* [Problem requirements]:
Repeat everything in the material exactly.

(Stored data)
----
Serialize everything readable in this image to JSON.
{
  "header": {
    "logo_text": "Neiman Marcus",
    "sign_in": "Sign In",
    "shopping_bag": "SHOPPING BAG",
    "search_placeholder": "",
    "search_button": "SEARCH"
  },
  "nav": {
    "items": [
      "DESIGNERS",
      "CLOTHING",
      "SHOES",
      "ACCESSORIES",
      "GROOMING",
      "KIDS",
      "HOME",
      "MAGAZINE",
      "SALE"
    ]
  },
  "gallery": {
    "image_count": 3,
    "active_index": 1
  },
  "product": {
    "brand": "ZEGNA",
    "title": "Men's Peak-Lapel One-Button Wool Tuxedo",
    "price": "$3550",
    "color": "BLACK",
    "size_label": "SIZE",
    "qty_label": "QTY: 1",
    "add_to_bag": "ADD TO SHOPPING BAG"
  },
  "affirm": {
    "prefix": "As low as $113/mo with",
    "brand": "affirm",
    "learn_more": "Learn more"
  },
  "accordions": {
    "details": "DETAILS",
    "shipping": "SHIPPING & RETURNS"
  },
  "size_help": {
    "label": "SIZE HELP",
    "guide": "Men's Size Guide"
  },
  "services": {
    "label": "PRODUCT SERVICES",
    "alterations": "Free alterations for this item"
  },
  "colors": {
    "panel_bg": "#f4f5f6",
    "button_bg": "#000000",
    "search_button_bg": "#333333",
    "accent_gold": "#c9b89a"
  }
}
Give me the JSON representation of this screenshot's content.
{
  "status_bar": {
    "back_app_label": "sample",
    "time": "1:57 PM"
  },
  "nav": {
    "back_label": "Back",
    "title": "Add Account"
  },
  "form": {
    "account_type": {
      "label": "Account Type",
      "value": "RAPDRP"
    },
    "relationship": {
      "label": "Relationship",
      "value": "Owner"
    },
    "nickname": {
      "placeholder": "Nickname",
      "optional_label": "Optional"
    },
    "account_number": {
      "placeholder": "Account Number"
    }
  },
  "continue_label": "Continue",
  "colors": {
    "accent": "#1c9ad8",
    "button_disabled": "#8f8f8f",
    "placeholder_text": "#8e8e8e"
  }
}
----
* [Result for this exercise]:
Serialize everything readable in this image to JSON.
{
  "header": {
    "logo_text": "Neiman Marcus",
    "sign_in": "Sign In",
    "shopping_bag": "SHOPPING BAG",
    "search_placeholder": "",
    "search_button": "SEARCH"
  },
  "nav": {
    "items": [
      "DESIGNERS",
      "CLOTHING",
      "SHOES",
      "ACCESSORIES",
      "GROOMING",
      "KIDS",
      "HOME",
      "MAGAZINE",
      "SALE"
    ]
  },
  "gallery": {
    "image_count": 3,
    "active_index": 1
  },
  "product": {
    "brand": "ZEGNA",
    "title": "Men's Peak-Lapel One-Button Wool Tuxedo",
    "price": "$3550",
    "color": "BLACK",
    "size_label": "SIZE",
    "qty_label": "QTY: 1",
    "add_to_bag": "ADD TO SHOPPING BAG"
  },
  "affirm": {
    "prefix": "As low as $113/mo with",
    "brand": "affirm",
    "learn_more": "Learn more"
  },
  "accordions": {
    "details": "DETAILS",
    "shipping": "SHIPPING & RETURNS"
  },
  "size_help": {
    "label": "SIZE HELP",
    "guide": "Men's Size Guide"
  },
  "services": {
    "label": "PRODUCT SERVICES",
    "alterations": "Free alterations for this item"
  },
  "colors": {
    "panel_bg": "#f4f5f6",
    "button_bg": "#000000",
    "search_button_bg": "#333333",
    "accent_gold": "#c9b89a"
  }
}
Give me the JSON representation of this screenshot's content.
{
  "status_bar": {
    "back_app_label": "sample",
    "time": "1:57 PM"
  },
  "nav": {
    "back_label": "Back",
    "title": "Add Account"
  },
  "form": {
    "account_type": {
      "label": "Account Type",
      "value": "RAPDRP"
    },
    "relationship": {
      "label": "Relationship",
      "value": "Owner"
    },
    "nickname": {
      "placeholder": "Nickname",
      "optional_label": "Optional"
    },
    "account_number": {
      "placeholder": "Account Number"
    }
  },
  "continue_label": "Continue",
  "colors": {
    "accent": "#1c9ad8",
    "button_disabled": "#8f8f8f",
    "placeholder_text": "#8e8e8e"
  }
}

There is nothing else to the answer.